Write out the material again exactly, please, and omit the pictures.

[Structured figure records]
◇ ◇ ◇ ◇
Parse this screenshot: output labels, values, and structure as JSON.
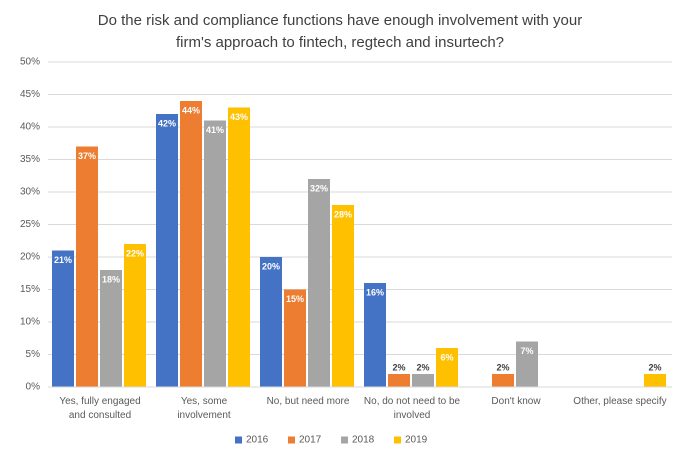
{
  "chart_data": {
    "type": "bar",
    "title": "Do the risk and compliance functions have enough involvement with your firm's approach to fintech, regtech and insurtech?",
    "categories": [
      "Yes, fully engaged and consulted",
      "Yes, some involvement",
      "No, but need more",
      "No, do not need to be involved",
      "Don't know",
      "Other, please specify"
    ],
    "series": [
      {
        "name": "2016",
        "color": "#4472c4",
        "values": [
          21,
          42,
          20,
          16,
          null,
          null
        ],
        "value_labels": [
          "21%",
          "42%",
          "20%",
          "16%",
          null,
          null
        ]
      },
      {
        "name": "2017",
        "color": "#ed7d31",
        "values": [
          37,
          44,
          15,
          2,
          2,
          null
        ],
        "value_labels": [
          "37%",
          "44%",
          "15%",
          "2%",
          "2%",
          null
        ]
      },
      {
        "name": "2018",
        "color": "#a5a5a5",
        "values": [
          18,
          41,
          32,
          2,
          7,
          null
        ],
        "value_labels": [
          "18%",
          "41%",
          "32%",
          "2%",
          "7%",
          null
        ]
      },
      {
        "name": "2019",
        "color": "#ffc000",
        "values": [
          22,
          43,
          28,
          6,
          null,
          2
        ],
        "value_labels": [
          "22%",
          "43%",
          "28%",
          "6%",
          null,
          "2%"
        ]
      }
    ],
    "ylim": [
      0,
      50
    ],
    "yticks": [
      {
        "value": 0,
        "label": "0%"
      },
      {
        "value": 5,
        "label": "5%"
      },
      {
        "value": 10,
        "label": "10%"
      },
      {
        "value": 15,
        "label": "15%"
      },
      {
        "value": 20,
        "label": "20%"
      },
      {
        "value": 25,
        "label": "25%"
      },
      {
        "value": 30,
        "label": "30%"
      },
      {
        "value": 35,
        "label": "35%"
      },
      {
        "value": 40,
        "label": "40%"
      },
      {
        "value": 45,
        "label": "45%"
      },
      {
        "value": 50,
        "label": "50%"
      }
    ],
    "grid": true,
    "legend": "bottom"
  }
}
◇ ◇ ◇ ◇
Exercise result:
Parse this screenshot: output labels, values, and structure as JSON.
{
  "chart_data": {
    "type": "bar",
    "title": "Do the risk and compliance functions have enough involvement with your firm's approach to fintech, regtech and insurtech?",
    "categories": [
      "Yes, fully engaged and consulted",
      "Yes, some involvement",
      "No, but need more",
      "No, do not need to be involved",
      "Don't know",
      "Other, please specify"
    ],
    "series": [
      {
        "name": "2016",
        "color": "#4472c4",
        "values": [
          21,
          42,
          20,
          16,
          null,
          null
        ],
        "value_labels": [
          "21%",
          "42%",
          "20%",
          "16%",
          null,
          null
        ]
      },
      {
        "name": "2017",
        "color": "#ed7d31",
        "values": [
          37,
          44,
          15,
          2,
          2,
          null
        ],
        "value_labels": [
          "37%",
          "44%",
          "15%",
          "2%",
          "2%",
          null
        ]
      },
      {
        "name": "2018",
        "color": "#a5a5a5",
        "values": [
          18,
          41,
          32,
          2,
          7,
          null
        ],
        "value_labels": [
          "18%",
          "41%",
          "32%",
          "2%",
          "7%",
          null
        ]
      },
      {
        "name": "2019",
        "color": "#ffc000",
        "values": [
          22,
          43,
          28,
          6,
          null,
          2
        ],
        "value_labels": [
          "22%",
          "43%",
          "28%",
          "6%",
          null,
          "2%"
        ]
      }
    ],
    "ylim": [
      0,
      50
    ],
    "yticks": [
      {
        "value": 0,
        "label": "0%"
      },
      {
        "value": 5,
        "label": "5%"
      },
      {
        "value": 10,
        "label": "10%"
      },
      {
        "value": 15,
        "label": "15%"
      },
      {
        "value": 20,
        "label": "20%"
      },
      {
        "value": 25,
        "label": "25%"
      },
      {
        "value": 30,
        "label": "30%"
      },
      {
        "value": 35,
        "label": "35%"
      },
      {
        "value": 40,
        "label": "40%"
      },
      {
        "value": 45,
        "label": "45%"
      },
      {
        "value": 50,
        "label": "50%"
      }
    ],
    "grid": true,
    "legend": "bottom"
  }
}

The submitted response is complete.